- OBJECTIVE -
Make an exact copy of all the entries, with the pictures left out.

++++ RECORDS FOR THE TASK

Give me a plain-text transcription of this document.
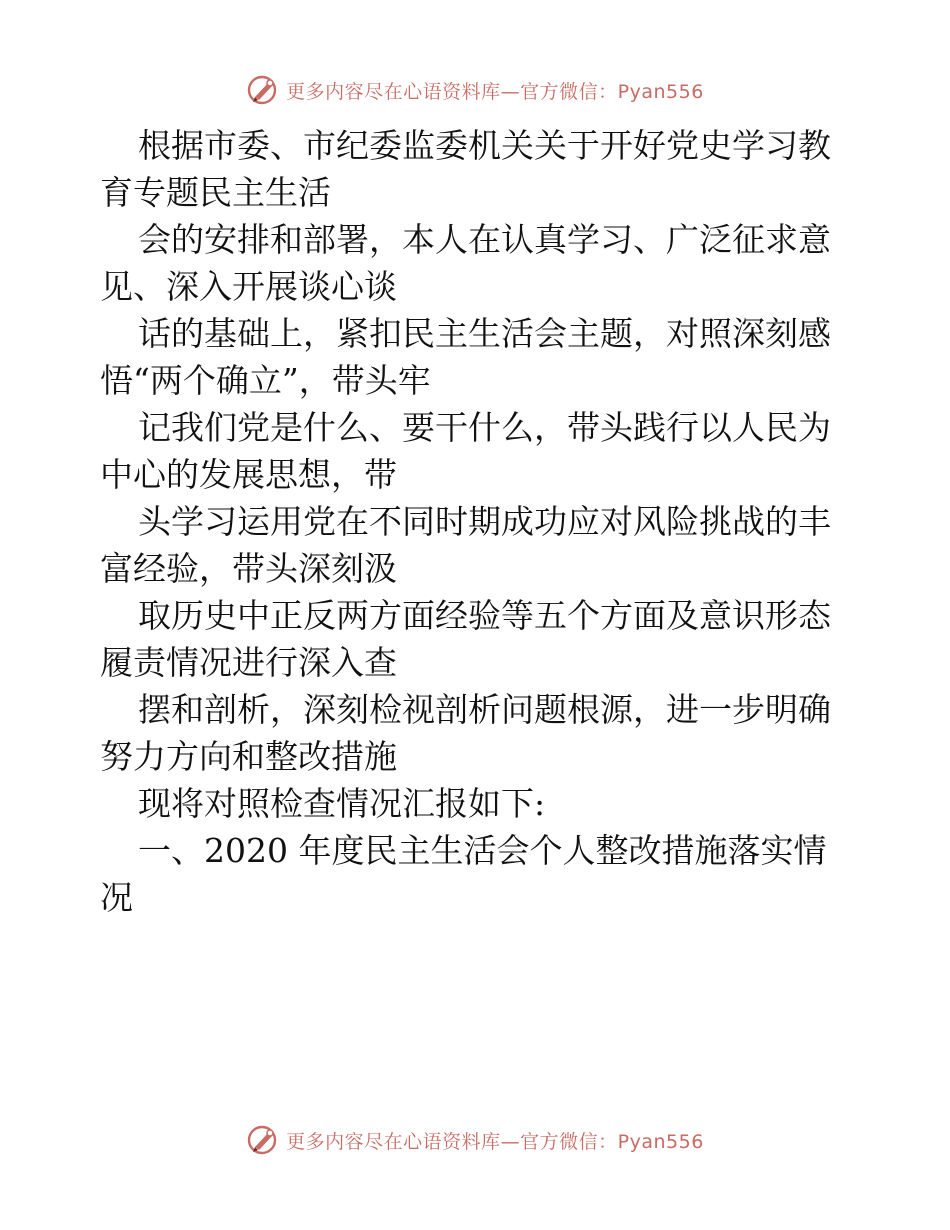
更多内容尽在心语资料库—官方微信：Pyan556
根据市委、市纪委监委机关关于开好党史学习教
育专题民主生活
会的安排和部署，本人在认真学习、广泛征求意
见、深入开展谈心谈
话的基础上，紧扣民主生活会主题，对照深刻感
悟“两个确立”，带头牢
记我们党是什么、要干什么，带头践行以人民为
中心的发展思想，带
头学习运用党在不同时期成功应对风险挑战的丰
富经验，带头深刻汲
取历史中正反两方面经验等五个方面及意识形态
履责情况进行深入查
摆和剖析，深刻检视剖析问题根源，进一步明确
努力方向和整改措施
现将对照检查情况汇报如下:
一、2020 年度民主生活会个人整改措施落实情
况
更多内容尽在心语资料库—官方微信：Pyan556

++++++++

- SOLUTION FOR THIS EXERCISE -
Give me a plain-text transcription of this document.
更多内容尽在心语资料库—官方微信：Pyan556
根据市委、市纪委监委机关关于开好党史学习教
育专题民主生活
会的安排和部署，本人在认真学习、广泛征求意
见、深入开展谈心谈
话的基础上，紧扣民主生活会主题，对照深刻感
悟“两个确立”，带头牢
记我们党是什么、要干什么，带头践行以人民为
中心的发展思想，带
头学习运用党在不同时期成功应对风险挑战的丰
富经验，带头深刻汲
取历史中正反两方面经验等五个方面及意识形态
履责情况进行深入查
摆和剖析，深刻检视剖析问题根源，进一步明确
努力方向和整改措施
现将对照检查情况汇报如下:
一、2020 年度民主生活会个人整改措施落实情
况
更多内容尽在心语资料库—官方微信：Pyan556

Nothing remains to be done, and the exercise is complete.